Fitting cubic Bézier curves

Cubic Béziers are by far the most common curve representation, used both for design and rendering. One of the fundamental problems when working with curves is curve fitting, or determining the Bézier that’s closest to some source curve. Applications include simplifying existing paths, efficiently representing the parallel curve, and rendering other spline representations such as Euler spiral or hyperbezier. A specific feature where curve fitting will be used in Runebender is deleting a smooth on-curve point. The intent is to merge two Béziers into one, which is another way of saying to find a Bézier which best approximates the curve formed from the two existing Bézier segments.

In spite of the importance of the curve-fitting problem and a literature going back more than thirty years, there has to date been no fully satisfactory solution. Existing approaches either fail to consistently produce the best result, are slow (unsuitable for interactive use), or both.

The main reason the problem is so hard is a basic but little-known fact about cubic Béziers: with C-shaped curves (no inflection point and a small amount of curvature variation) there tend to be three sets of parameters that produce extremely similar shapes. As a result, in general when fitting some arbitrary source curve, there are three local minima. Approaches based on iterative approximation (in addition to being slow) are likely to find just one, potentially missing a closer fit of one of the others.

How close are two curves?

Material shown
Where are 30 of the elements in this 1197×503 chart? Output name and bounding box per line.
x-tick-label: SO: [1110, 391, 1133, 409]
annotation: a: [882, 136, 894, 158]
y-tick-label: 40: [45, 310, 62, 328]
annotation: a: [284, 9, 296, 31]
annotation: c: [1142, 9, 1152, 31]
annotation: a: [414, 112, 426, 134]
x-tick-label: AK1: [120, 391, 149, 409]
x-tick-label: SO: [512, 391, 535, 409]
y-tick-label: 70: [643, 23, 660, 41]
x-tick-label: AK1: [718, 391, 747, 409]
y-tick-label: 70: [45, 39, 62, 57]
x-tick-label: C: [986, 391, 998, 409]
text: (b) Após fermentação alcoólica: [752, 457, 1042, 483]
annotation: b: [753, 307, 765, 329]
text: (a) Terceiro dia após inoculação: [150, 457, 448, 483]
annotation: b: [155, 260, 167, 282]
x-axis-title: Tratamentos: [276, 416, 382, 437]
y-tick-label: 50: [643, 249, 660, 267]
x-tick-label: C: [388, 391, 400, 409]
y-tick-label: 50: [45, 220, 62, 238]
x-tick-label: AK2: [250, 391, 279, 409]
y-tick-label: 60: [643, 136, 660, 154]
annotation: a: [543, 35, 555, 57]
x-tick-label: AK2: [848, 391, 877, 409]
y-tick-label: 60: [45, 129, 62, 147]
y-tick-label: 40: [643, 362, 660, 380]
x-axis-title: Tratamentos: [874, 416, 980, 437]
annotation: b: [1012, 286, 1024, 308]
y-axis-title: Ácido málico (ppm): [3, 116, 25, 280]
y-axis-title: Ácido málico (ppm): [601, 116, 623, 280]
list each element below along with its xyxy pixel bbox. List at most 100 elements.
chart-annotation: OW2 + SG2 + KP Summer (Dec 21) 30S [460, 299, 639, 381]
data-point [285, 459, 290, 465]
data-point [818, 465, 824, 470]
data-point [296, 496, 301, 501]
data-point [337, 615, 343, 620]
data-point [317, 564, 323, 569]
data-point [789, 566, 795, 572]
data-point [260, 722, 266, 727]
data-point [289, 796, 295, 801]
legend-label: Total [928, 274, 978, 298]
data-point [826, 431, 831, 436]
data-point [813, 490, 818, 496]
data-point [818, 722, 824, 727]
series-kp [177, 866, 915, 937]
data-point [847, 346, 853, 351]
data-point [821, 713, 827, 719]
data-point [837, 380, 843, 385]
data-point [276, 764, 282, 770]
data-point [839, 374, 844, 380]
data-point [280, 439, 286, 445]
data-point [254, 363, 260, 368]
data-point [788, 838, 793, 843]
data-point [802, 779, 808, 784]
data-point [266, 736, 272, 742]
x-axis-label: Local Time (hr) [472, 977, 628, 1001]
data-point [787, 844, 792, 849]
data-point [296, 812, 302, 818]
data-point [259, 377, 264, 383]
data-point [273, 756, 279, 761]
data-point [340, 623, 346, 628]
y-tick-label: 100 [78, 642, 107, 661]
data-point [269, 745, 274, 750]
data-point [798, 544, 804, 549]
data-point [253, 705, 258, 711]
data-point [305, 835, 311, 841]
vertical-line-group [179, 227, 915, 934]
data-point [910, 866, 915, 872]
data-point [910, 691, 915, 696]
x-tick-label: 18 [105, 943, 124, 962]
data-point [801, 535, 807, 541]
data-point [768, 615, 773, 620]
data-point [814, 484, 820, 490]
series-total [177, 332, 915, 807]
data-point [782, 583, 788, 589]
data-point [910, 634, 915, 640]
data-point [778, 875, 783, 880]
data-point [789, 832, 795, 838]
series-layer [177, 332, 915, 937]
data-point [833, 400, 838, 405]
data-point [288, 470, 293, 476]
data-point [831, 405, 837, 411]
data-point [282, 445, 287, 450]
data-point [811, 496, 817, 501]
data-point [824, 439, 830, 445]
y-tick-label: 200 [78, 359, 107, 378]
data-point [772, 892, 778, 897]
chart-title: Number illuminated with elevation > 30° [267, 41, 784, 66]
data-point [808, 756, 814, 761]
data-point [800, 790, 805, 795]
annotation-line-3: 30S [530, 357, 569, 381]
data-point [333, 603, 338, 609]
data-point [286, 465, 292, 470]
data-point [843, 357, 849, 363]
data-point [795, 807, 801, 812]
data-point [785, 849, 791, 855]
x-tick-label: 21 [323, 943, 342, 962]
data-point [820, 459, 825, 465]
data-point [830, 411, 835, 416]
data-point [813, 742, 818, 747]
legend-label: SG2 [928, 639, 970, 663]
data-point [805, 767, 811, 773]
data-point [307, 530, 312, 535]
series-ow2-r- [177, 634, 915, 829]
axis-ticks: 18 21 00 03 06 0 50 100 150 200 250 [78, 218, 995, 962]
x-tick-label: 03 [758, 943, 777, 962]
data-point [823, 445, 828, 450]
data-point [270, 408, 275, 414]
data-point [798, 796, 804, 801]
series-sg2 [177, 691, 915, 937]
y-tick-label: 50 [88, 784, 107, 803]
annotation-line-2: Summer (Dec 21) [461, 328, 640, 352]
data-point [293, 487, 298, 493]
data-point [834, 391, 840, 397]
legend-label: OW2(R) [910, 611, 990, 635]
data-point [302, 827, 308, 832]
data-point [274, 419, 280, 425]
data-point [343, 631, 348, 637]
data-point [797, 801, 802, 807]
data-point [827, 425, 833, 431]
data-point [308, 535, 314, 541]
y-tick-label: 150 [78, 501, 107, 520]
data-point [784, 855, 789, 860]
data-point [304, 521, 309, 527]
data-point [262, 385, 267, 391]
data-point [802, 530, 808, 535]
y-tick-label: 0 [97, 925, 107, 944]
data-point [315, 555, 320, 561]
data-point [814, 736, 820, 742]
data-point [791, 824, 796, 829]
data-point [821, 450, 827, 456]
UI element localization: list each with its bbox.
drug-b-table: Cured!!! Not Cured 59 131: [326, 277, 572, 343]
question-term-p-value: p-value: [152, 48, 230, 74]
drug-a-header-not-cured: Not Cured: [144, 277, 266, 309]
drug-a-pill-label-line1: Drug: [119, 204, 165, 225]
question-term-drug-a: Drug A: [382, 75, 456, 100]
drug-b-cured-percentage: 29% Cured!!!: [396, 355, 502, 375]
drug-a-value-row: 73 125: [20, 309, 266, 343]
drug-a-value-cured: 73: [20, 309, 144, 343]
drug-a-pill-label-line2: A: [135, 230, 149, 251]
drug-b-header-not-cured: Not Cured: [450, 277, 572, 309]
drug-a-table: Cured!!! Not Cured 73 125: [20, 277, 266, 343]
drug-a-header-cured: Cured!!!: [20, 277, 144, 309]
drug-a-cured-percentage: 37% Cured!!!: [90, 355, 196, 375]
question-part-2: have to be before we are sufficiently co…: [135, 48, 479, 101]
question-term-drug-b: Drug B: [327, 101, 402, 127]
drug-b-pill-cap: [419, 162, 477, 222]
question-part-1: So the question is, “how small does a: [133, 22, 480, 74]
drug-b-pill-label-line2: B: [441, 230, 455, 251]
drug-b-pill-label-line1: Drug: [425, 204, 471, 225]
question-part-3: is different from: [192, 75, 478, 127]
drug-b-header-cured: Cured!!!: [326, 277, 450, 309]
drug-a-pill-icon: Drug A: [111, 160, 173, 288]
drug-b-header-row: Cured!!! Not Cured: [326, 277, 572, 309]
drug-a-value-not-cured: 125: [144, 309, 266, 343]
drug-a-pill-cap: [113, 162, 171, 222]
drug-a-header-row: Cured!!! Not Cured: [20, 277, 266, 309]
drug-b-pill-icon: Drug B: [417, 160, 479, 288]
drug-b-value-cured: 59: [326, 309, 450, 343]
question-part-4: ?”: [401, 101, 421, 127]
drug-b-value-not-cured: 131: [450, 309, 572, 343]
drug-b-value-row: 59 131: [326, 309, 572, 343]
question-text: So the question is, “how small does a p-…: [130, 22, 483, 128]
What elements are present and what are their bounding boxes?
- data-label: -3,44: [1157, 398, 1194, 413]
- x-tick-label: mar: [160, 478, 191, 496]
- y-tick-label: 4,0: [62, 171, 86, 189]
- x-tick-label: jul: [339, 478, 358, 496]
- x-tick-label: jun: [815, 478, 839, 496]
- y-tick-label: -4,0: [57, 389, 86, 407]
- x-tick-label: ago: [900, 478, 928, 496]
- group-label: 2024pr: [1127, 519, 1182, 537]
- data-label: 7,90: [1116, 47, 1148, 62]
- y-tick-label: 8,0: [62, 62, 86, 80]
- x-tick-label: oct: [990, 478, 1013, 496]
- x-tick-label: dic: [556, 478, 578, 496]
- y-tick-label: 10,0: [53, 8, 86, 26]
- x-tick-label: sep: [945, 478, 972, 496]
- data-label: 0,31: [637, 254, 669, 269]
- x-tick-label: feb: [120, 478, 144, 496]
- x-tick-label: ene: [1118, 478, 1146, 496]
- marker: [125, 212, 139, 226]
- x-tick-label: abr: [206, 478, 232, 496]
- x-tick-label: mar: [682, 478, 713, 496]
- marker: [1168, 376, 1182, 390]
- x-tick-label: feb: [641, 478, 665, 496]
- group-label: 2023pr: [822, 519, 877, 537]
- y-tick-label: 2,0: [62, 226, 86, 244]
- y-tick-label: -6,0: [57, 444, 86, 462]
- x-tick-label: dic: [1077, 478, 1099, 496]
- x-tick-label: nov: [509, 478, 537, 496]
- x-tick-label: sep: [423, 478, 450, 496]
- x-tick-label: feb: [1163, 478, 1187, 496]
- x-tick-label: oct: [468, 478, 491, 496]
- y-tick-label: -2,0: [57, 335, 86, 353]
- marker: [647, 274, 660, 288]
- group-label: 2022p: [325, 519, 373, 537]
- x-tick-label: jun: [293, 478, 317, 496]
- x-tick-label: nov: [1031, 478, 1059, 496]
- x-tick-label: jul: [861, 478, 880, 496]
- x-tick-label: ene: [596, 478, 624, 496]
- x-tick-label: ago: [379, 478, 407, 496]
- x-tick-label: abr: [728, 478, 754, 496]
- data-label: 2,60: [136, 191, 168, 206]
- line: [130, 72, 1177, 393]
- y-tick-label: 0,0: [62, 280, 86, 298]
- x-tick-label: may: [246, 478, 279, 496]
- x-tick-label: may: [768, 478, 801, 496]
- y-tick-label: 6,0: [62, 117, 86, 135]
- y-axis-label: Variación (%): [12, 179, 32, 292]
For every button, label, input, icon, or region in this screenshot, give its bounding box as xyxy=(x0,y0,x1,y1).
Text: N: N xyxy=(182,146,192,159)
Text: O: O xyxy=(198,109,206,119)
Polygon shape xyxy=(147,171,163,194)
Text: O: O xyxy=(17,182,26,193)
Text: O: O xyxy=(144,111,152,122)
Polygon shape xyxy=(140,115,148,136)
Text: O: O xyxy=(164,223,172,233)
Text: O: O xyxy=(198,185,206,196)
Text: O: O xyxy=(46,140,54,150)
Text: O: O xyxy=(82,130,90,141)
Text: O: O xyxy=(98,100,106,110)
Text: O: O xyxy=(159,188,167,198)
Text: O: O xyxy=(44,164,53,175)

Exercise task 1
For each statement, answer yes or no according to the Bézier curve-fitting text, and quote the words from that text that decide it.
(a) Existing approaches to curve fitting are fast enough for interactive use.
(b) With C-shaped curves, there tend to be three sets of parameters that give very similar shapes.
(c) Runebender will use curve fitting when a smooth on-curve point is deleted.
Exercise task 2
Reproduce the entries from their first line through the line holding "y-tick-label: 40: [643, 362, 660, 380]", inclusive.
The entries have no connection to the Bézier curve-fitting text.

Full output 1
(a) No: "Existing approaches either fail to consistently produce the best result, are slow (unsuitable for interactive use), or both."
(b) Yes: "with C-shaped curves (no inflection point and a small amount of curvature variation) there tend to be three sets of parameters that produce extremely similar shapes."
(c) Yes: "A specific feature where curve fitting will be used in Runebender is deleting a smooth on-curve point."

Full output 2
Where are 30 of the elements in this 1197×503 chart? Output name and bounding box per line.
x-tick-label: SO: [1110, 391, 1133, 409]
annotation: a: [882, 136, 894, 158]
y-tick-label: 40: [45, 310, 62, 328]
annotation: a: [284, 9, 296, 31]
annotation: c: [1142, 9, 1152, 31]
annotation: a: [414, 112, 426, 134]
x-tick-label: AK1: [120, 391, 149, 409]
x-tick-label: SO: [512, 391, 535, 409]
y-tick-label: 70: [643, 23, 660, 41]
x-tick-label: AK1: [718, 391, 747, 409]
y-tick-label: 70: [45, 39, 62, 57]
x-tick-label: C: [986, 391, 998, 409]
text: (b) Após fermentação alcoólica: [752, 457, 1042, 483]
annotation: b: [753, 307, 765, 329]
text: (a) Terceiro dia após inoculação: [150, 457, 448, 483]
annotation: b: [155, 260, 167, 282]
x-axis-title: Tratamentos: [276, 416, 382, 437]
y-tick-label: 50: [643, 249, 660, 267]
x-tick-label: C: [388, 391, 400, 409]
y-tick-label: 50: [45, 220, 62, 238]
x-tick-label: AK2: [250, 391, 279, 409]
y-tick-label: 60: [643, 136, 660, 154]
annotation: a: [543, 35, 555, 57]
x-tick-label: AK2: [848, 391, 877, 409]
y-tick-label: 60: [45, 129, 62, 147]
y-tick-label: 40: [643, 362, 660, 380]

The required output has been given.